* [Data excerpts]
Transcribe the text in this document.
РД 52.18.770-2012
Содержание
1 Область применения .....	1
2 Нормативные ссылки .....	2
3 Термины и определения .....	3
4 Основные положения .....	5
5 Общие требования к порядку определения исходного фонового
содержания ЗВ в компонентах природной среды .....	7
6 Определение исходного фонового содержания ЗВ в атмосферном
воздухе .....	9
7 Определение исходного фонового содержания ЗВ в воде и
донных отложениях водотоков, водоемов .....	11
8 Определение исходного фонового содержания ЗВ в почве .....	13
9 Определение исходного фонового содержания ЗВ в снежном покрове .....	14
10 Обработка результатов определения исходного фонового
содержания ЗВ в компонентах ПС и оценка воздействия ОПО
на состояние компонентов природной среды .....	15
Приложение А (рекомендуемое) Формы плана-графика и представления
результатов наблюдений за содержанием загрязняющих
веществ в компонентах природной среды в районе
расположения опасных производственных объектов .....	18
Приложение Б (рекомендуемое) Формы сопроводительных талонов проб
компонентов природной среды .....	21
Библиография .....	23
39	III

* [What is required]
Look through the entries above for the word "среды". Copy every line where it shows up.

* [Task result]
содержания ЗВ в компонентах природной среды .....	7
на состояние компонентов природной среды .....	15
веществ в компонентах природной среды в районе
компонентов природной среды .....	21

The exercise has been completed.